*REQUIRED WORK*. Find the lines that hold the word "Spectral" and return them.

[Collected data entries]
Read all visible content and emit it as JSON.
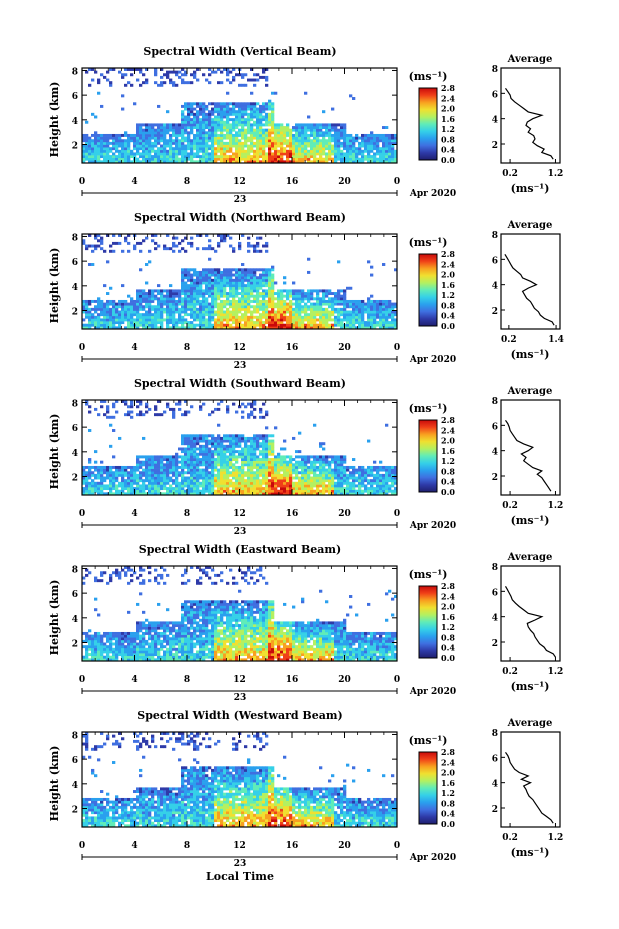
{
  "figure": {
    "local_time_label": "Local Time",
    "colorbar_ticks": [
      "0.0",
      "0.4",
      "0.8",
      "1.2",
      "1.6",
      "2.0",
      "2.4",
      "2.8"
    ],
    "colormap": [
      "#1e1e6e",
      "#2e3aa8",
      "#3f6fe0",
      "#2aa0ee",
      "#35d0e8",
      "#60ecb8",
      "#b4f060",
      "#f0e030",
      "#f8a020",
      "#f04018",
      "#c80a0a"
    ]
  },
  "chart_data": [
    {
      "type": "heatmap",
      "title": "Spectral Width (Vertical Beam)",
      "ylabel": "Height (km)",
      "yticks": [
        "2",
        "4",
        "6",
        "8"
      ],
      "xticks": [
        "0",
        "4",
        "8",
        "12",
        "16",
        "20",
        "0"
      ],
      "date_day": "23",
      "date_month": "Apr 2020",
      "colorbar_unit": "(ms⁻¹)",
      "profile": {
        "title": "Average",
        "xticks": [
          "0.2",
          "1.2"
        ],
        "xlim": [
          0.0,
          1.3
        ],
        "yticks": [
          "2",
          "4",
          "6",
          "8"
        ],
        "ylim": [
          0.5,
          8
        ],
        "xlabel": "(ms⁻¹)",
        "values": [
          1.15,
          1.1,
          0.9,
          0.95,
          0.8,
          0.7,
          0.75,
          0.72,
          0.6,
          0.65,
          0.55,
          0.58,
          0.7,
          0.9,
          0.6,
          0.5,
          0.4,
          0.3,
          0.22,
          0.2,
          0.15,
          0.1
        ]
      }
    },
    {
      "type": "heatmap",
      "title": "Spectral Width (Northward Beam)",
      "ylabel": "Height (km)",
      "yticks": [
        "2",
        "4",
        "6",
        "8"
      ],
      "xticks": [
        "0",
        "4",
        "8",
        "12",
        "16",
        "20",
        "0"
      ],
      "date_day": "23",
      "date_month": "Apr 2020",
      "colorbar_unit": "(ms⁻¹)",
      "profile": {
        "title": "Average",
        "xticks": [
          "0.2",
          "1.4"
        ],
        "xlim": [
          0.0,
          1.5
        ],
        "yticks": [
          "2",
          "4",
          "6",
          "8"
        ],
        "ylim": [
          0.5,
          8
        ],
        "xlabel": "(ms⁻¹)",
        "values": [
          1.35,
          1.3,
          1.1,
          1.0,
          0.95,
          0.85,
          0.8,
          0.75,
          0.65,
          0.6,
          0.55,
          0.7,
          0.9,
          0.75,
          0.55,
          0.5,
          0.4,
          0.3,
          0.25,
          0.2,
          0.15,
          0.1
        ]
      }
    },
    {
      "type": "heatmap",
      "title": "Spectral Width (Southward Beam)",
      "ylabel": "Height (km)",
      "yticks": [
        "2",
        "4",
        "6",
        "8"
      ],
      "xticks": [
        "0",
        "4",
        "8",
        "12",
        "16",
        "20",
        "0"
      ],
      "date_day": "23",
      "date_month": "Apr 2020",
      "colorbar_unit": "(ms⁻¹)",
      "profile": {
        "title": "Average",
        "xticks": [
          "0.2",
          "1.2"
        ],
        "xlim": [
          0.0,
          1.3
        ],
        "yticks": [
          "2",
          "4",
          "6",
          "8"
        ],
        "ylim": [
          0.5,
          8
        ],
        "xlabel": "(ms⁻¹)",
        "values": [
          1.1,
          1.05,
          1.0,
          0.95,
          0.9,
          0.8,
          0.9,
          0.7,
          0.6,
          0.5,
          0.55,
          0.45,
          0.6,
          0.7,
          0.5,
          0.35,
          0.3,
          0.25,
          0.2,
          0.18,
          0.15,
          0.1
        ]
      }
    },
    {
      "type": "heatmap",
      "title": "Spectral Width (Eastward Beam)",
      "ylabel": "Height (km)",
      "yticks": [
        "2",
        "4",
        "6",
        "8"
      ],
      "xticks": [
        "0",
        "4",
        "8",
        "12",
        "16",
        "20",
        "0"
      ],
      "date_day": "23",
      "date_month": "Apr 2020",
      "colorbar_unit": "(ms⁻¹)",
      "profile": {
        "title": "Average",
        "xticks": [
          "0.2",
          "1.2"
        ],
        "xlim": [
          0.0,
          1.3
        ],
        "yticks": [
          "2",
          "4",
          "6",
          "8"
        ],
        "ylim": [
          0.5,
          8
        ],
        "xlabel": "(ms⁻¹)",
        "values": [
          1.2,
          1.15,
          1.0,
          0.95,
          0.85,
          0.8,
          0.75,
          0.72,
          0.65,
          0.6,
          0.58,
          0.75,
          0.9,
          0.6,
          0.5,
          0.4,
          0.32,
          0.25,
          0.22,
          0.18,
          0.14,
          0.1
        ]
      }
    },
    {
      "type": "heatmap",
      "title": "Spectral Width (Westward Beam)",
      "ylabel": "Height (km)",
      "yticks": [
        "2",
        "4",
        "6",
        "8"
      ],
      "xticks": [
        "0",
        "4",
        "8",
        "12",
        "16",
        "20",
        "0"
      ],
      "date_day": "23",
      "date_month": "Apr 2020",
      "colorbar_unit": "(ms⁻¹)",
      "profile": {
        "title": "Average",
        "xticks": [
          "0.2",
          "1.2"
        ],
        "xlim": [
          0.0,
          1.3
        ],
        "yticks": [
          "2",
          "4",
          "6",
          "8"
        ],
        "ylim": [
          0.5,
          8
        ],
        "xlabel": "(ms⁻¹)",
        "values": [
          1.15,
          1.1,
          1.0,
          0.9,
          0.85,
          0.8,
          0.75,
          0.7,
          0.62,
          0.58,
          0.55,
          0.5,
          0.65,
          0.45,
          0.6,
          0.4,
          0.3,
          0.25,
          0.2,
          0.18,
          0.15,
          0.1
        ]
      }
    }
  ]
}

==

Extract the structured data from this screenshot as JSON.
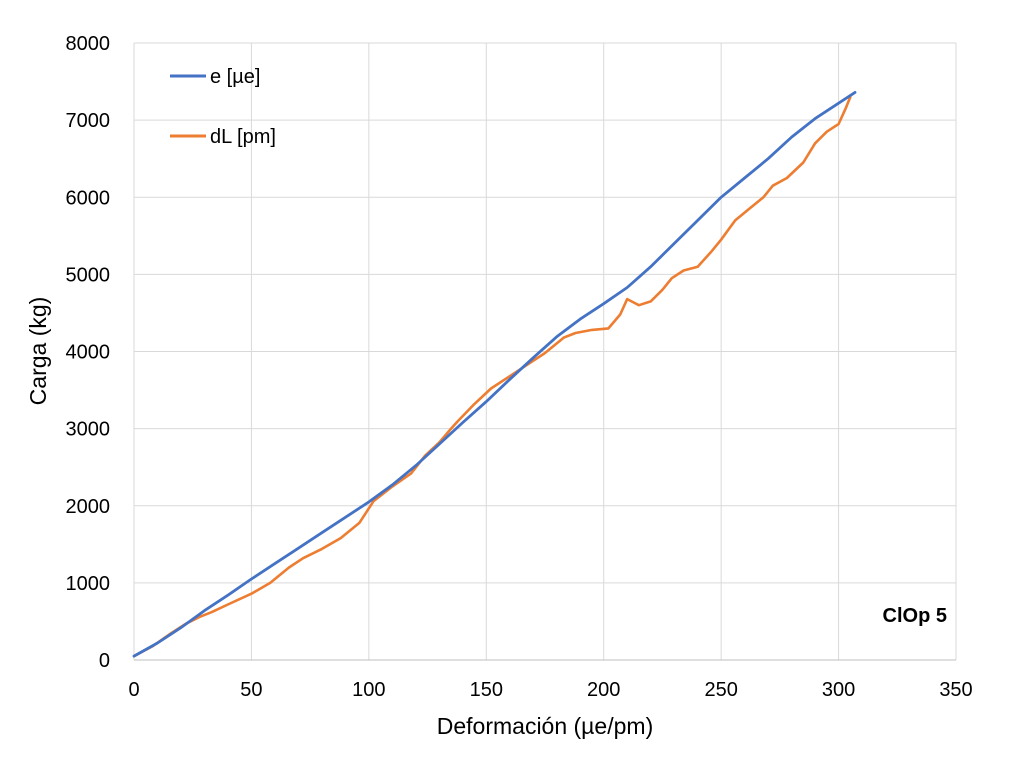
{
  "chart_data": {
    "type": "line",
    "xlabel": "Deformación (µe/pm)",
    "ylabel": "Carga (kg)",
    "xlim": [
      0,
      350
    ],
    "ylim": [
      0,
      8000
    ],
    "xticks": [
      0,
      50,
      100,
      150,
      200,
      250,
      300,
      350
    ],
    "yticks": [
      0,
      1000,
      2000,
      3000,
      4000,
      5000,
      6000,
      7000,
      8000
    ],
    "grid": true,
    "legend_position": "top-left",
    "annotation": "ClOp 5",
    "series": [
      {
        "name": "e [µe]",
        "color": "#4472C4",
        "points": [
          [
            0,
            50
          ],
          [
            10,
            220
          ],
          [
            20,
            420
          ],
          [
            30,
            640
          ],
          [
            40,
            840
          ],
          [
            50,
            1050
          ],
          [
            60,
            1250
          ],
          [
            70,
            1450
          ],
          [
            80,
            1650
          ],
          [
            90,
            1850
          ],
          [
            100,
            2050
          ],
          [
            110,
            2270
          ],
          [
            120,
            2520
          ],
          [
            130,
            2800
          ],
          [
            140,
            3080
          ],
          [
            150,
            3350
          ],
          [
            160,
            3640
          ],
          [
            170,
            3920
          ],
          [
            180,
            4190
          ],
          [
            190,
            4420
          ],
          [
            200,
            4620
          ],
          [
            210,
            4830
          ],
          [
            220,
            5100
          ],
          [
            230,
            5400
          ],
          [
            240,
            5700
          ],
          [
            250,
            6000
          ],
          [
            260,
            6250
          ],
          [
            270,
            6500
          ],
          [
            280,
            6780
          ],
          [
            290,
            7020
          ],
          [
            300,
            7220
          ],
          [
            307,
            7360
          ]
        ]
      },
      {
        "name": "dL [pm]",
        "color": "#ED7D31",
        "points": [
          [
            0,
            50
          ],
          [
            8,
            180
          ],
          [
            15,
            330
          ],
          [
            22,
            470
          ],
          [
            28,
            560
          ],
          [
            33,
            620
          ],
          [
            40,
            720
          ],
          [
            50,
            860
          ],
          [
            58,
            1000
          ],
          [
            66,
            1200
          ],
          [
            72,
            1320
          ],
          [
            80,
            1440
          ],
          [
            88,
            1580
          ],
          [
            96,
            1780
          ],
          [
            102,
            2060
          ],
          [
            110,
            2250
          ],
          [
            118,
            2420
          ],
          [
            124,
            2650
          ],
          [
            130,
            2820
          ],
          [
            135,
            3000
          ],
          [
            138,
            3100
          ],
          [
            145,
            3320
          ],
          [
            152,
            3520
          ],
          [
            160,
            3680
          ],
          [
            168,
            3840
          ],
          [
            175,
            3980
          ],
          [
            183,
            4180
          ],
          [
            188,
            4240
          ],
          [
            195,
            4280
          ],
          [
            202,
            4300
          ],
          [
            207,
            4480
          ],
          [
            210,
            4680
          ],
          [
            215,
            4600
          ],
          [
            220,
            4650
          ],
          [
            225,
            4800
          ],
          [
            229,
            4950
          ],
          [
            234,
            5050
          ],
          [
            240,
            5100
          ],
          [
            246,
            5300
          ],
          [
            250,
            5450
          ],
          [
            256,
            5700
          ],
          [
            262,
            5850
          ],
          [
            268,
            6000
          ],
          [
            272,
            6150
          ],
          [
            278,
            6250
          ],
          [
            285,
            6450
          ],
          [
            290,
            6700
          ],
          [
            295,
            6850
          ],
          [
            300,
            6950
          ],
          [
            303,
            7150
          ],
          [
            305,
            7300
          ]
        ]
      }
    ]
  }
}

*OUTPUT FOR THIS TASK*.
      "title": "Spectral Width (Vertical Beam)",
      "title": "Spectral Width (Northward Beam)",
      "title": "Spectral Width (Southward Beam)",
      "title": "Spectral Width (Eastward Beam)",
      "title": "Spectral Width (Westward Beam)",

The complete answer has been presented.